[[ THE INPUT, beginning ]]

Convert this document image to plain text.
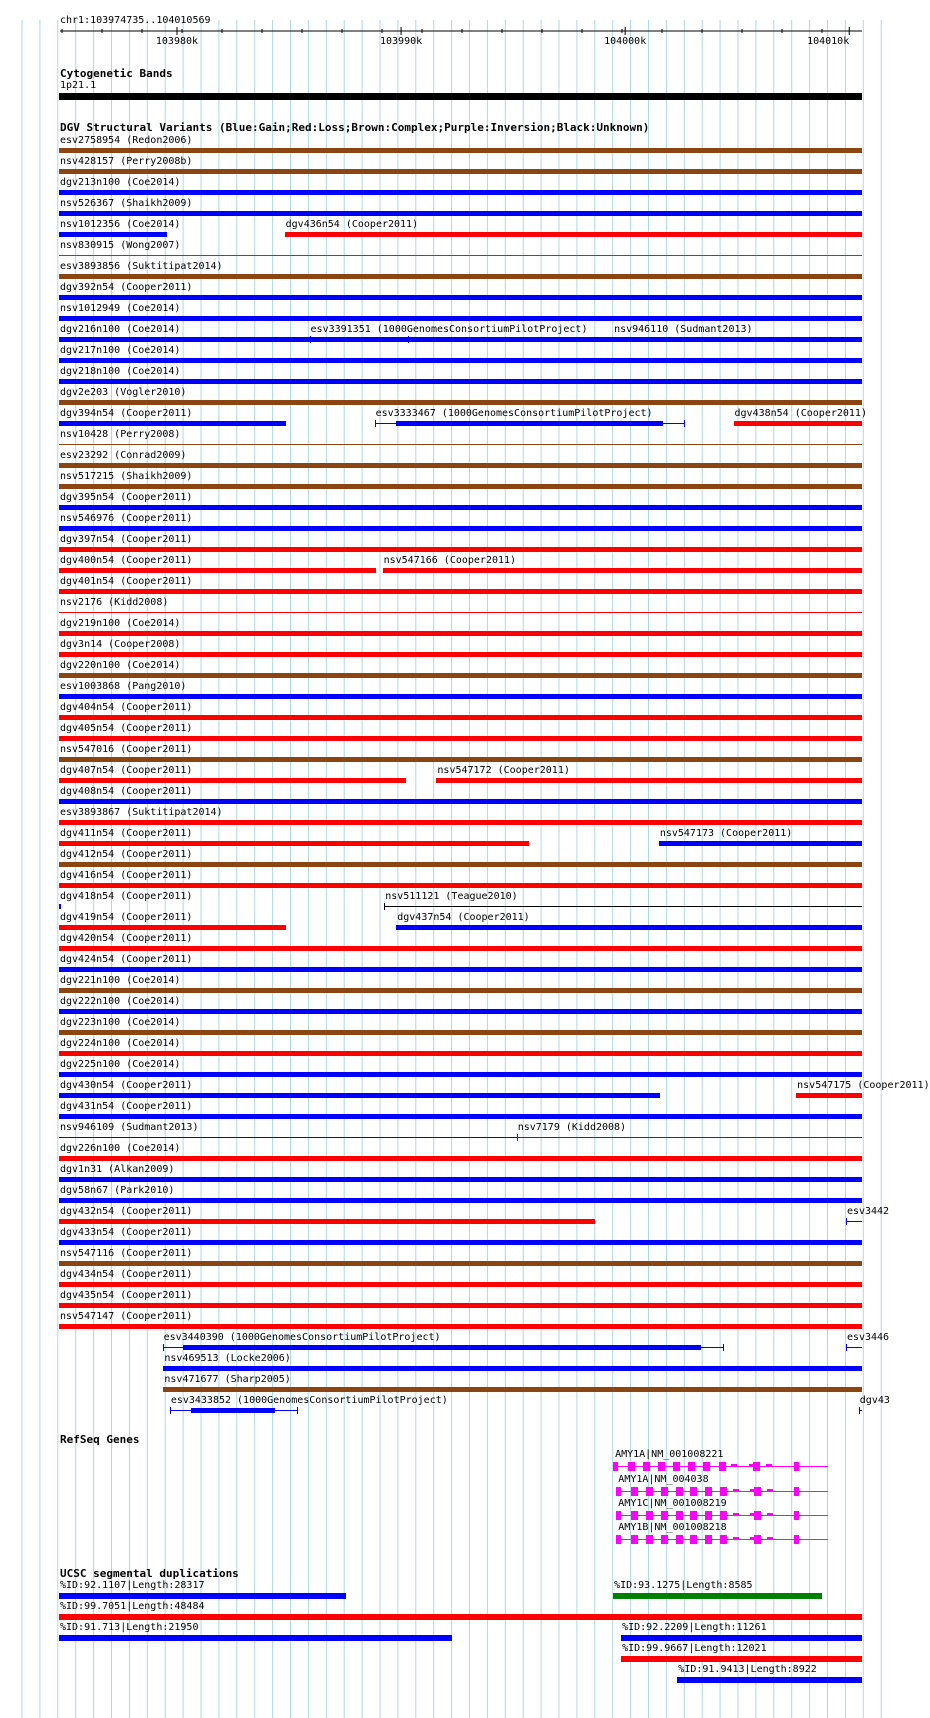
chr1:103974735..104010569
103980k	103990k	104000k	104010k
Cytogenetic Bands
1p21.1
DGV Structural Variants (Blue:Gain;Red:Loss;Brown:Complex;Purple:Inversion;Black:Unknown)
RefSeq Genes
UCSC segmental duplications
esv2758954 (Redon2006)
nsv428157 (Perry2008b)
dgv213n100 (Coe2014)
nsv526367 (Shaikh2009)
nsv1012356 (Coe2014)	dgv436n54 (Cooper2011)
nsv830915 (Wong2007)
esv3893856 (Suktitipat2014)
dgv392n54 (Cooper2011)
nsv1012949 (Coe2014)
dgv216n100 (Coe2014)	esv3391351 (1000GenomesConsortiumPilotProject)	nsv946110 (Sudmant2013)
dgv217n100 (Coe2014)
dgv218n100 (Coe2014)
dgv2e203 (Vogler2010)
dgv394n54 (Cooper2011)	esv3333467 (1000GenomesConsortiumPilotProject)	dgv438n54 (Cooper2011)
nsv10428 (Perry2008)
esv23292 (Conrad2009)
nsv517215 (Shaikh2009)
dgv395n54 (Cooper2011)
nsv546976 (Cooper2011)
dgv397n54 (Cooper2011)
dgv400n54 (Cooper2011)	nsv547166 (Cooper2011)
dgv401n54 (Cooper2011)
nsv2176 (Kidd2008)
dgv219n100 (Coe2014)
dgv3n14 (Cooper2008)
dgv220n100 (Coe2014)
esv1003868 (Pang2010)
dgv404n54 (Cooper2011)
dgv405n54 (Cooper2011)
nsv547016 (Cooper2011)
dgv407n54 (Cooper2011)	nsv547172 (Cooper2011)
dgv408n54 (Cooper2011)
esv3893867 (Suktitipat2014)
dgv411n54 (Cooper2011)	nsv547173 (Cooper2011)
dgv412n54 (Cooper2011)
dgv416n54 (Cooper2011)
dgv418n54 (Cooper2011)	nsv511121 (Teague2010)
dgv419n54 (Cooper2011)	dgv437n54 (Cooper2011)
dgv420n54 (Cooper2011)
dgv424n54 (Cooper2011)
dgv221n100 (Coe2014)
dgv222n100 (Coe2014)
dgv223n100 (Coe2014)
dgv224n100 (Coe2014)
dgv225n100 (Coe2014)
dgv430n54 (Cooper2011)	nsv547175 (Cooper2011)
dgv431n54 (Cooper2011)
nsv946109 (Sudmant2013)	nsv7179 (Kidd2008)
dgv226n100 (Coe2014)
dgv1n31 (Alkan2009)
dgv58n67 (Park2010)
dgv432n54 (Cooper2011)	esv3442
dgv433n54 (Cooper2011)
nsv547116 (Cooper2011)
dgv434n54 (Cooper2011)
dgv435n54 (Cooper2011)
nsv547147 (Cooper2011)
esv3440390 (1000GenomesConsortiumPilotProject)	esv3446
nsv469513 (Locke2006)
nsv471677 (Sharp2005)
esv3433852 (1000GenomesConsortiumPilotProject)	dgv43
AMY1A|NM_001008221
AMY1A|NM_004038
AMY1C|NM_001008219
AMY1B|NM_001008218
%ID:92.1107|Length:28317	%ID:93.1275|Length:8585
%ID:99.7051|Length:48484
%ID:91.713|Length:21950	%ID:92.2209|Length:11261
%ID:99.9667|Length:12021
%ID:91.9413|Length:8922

[[ THE INPUT, end ]]
[[ THE INPUT, beginning ]]

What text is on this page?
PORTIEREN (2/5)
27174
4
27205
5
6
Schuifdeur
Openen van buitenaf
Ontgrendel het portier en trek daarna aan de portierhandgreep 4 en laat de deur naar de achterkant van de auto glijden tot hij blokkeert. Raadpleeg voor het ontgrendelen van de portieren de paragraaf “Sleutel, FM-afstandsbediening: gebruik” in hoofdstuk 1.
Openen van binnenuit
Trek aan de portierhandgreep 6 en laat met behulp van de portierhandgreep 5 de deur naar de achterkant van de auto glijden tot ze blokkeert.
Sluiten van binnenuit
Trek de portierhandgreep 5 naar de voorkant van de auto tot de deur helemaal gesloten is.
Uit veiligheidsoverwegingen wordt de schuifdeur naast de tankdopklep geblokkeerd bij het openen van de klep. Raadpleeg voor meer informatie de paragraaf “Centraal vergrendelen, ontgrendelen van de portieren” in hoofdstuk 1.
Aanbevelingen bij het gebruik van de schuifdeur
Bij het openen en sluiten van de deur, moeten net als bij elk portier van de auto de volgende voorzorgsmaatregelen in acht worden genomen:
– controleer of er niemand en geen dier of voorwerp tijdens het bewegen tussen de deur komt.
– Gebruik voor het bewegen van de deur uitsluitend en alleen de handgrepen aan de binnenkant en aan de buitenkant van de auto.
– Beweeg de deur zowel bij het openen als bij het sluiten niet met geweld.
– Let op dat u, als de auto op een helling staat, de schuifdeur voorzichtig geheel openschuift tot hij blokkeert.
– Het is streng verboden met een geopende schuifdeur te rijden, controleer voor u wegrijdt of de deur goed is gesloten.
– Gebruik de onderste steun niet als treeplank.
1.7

[[ THE INPUT, end ]]
[[ THE INPUT, beginning ]]

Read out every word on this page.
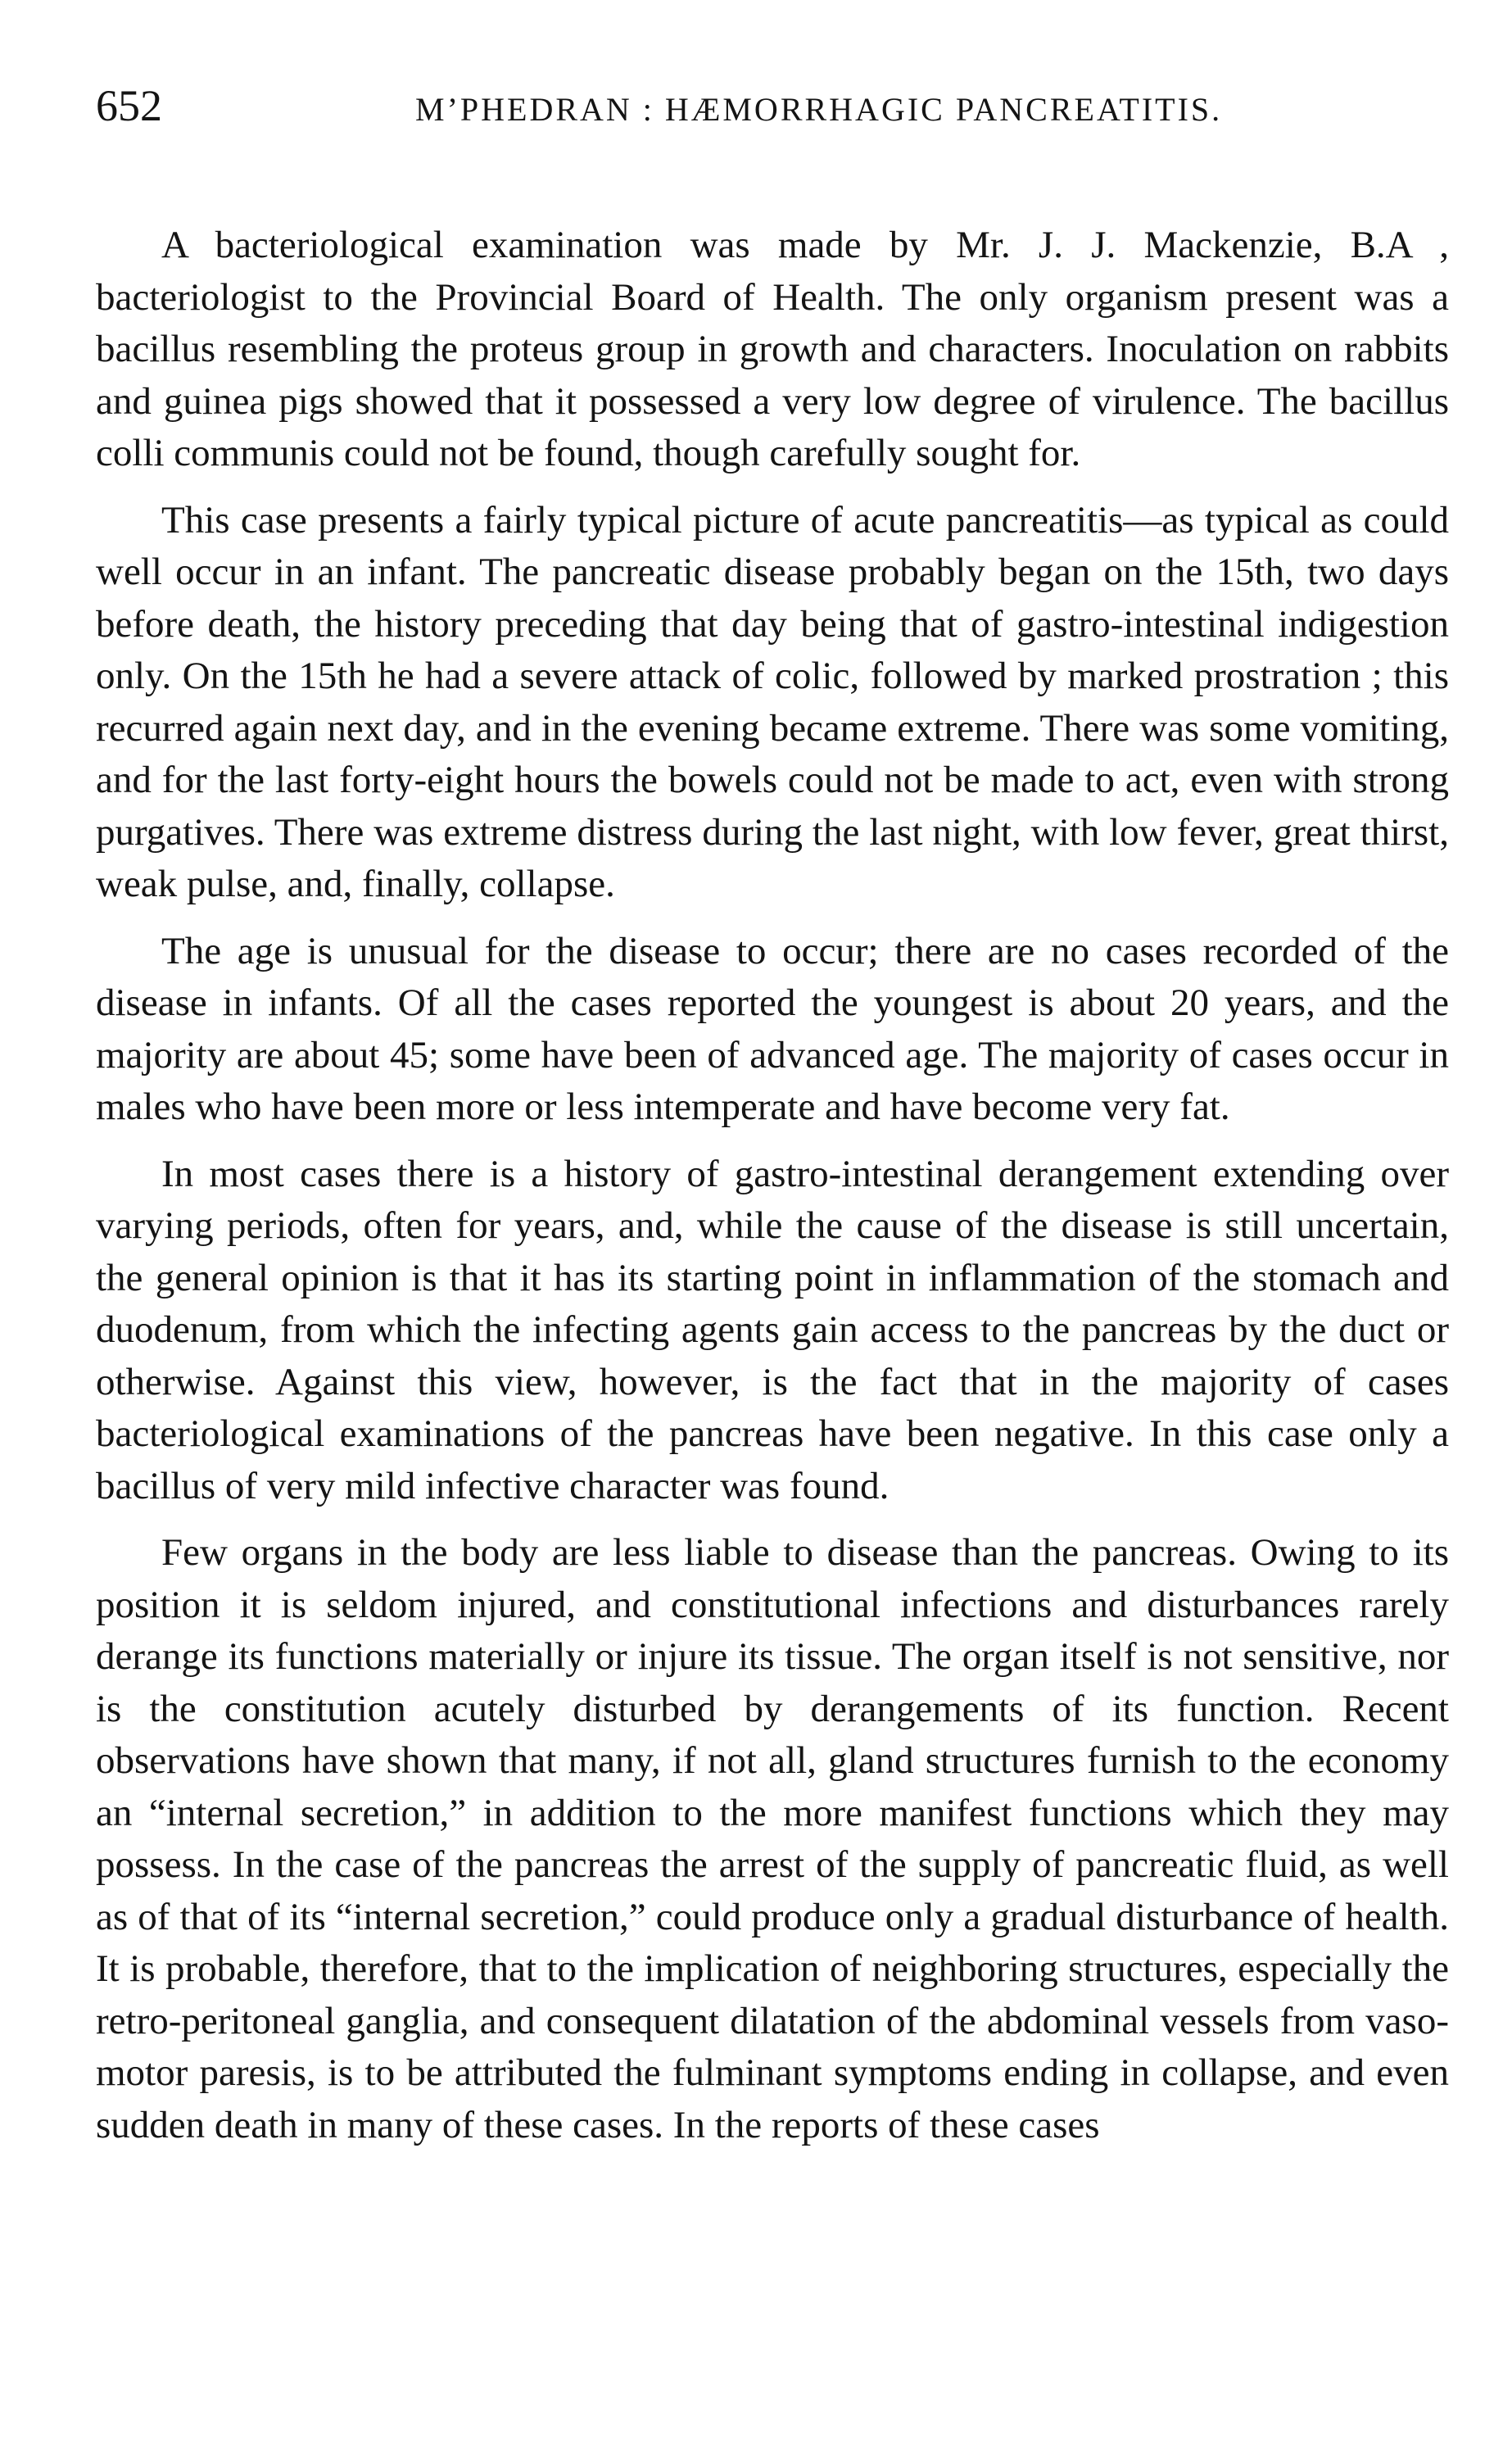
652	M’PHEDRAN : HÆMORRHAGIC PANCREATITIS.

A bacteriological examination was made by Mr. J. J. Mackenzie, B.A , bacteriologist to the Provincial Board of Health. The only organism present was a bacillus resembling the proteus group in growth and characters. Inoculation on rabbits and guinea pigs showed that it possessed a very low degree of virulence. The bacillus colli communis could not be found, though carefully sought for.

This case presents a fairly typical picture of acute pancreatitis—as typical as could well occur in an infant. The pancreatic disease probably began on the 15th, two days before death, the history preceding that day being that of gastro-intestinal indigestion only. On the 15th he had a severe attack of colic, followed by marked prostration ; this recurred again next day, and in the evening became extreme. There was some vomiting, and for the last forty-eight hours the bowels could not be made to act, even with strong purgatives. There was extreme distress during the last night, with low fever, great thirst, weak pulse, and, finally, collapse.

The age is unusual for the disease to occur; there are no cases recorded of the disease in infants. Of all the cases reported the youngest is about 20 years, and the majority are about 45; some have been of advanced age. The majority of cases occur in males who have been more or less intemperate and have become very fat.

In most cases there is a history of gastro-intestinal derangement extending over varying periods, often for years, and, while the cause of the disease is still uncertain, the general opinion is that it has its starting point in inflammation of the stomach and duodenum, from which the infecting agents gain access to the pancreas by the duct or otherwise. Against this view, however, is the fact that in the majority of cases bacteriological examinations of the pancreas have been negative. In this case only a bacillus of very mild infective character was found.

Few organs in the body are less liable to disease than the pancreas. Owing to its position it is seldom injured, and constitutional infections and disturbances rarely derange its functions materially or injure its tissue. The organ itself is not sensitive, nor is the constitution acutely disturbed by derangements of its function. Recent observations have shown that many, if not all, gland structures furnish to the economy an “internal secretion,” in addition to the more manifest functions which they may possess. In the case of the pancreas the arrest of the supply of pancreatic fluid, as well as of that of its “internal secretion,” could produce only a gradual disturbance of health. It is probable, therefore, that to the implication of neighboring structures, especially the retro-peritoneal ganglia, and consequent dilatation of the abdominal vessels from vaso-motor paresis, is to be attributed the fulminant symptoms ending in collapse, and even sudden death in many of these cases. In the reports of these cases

[[ THE INPUT, end ]]

◆ PROBLEM:
Take each line of the material that contains the word "Length" and list it.

◆ WRITTEN RESPONSE:
%ID:92.1107|Length:28317	%ID:93.1275|Length:8585
%ID:99.7051|Length:48484
%ID:91.713|Length:21950	%ID:92.2209|Length:11261
%ID:99.9667|Length:12021
%ID:91.9413|Length:8922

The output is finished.